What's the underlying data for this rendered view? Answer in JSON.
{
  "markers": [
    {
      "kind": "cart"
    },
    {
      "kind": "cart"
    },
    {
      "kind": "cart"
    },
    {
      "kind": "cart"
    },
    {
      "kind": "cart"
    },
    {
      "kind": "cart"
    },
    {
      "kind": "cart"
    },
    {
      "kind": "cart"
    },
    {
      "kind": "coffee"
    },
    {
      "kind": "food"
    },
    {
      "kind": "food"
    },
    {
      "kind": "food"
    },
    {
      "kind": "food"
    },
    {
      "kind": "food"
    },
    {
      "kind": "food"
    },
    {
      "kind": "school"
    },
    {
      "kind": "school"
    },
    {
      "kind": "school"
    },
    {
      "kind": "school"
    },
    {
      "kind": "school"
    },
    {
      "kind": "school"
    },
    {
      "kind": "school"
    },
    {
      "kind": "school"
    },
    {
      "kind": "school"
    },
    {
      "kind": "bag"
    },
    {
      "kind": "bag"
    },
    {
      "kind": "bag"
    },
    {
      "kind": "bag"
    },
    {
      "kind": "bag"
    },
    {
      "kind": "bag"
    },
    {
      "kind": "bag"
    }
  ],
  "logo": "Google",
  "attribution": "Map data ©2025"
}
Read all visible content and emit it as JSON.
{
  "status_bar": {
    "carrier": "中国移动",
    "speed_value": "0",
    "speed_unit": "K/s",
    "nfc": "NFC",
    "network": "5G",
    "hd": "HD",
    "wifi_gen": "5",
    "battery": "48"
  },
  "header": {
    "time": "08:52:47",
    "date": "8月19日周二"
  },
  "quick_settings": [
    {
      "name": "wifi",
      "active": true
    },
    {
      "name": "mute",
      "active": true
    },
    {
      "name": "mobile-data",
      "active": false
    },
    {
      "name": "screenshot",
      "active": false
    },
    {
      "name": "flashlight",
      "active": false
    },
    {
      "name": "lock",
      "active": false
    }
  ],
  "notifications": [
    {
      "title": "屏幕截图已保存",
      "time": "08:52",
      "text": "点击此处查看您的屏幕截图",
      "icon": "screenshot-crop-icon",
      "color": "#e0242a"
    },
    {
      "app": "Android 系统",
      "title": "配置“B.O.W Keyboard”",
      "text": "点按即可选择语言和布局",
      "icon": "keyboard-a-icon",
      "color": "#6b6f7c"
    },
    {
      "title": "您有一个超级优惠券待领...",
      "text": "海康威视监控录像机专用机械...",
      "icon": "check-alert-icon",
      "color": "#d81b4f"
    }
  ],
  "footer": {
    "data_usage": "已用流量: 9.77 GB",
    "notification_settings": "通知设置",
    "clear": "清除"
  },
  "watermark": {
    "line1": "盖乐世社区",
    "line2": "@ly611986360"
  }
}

-=-=-=-=-

**TASK INSTRUCTIONS**
Reproduce the complete data exactly as presented above.

**RESPONSE**
What's the underlying data for this rendered view? Answer in JSON.
{
  "markers": [
    {
      "kind": "cart"
    },
    {
      "kind": "cart"
    },
    {
      "kind": "cart"
    },
    {
      "kind": "cart"
    },
    {
      "kind": "cart"
    },
    {
      "kind": "cart"
    },
    {
      "kind": "cart"
    },
    {
      "kind": "cart"
    },
    {
      "kind": "coffee"
    },
    {
      "kind": "food"
    },
    {
      "kind": "food"
    },
    {
      "kind": "food"
    },
    {
      "kind": "food"
    },
    {
      "kind": "food"
    },
    {
      "kind": "food"
    },
    {
      "kind": "school"
    },
    {
      "kind": "school"
    },
    {
      "kind": "school"
    },
    {
      "kind": "school"
    },
    {
      "kind": "school"
    },
    {
      "kind": "school"
    },
    {
      "kind": "school"
    },
    {
      "kind": "school"
    },
    {
      "kind": "school"
    },
    {
      "kind": "bag"
    },
    {
      "kind": "bag"
    },
    {
      "kind": "bag"
    },
    {
      "kind": "bag"
    },
    {
      "kind": "bag"
    },
    {
      "kind": "bag"
    },
    {
      "kind": "bag"
    }
  ],
  "logo": "Google",
  "attribution": "Map data ©2025"
}
Read all visible content and emit it as JSON.
{
  "status_bar": {
    "carrier": "中国移动",
    "speed_value": "0",
    "speed_unit": "K/s",
    "nfc": "NFC",
    "network": "5G",
    "hd": "HD",
    "wifi_gen": "5",
    "battery": "48"
  },
  "header": {
    "time": "08:52:47",
    "date": "8月19日周二"
  },
  "quick_settings": [
    {
      "name": "wifi",
      "active": true
    },
    {
      "name": "mute",
      "active": true
    },
    {
      "name": "mobile-data",
      "active": false
    },
    {
      "name": "screenshot",
      "active": false
    },
    {
      "name": "flashlight",
      "active": false
    },
    {
      "name": "lock",
      "active": false
    }
  ],
  "notifications": [
    {
      "title": "屏幕截图已保存",
      "time": "08:52",
      "text": "点击此处查看您的屏幕截图",
      "icon": "screenshot-crop-icon",
      "color": "#e0242a"
    },
    {
      "app": "Android 系统",
      "title": "配置“B.O.W Keyboard”",
      "text": "点按即可选择语言和布局",
      "icon": "keyboard-a-icon",
      "color": "#6b6f7c"
    },
    {
      "title": "您有一个超级优惠券待领...",
      "text": "海康威视监控录像机专用机械...",
      "icon": "check-alert-icon",
      "color": "#d81b4f"
    }
  ],
  "footer": {
    "data_usage": "已用流量: 9.77 GB",
    "notification_settings": "通知设置",
    "clear": "清除"
  },
  "watermark": {
    "line1": "盖乐世社区",
    "line2": "@ly611986360"
  }
}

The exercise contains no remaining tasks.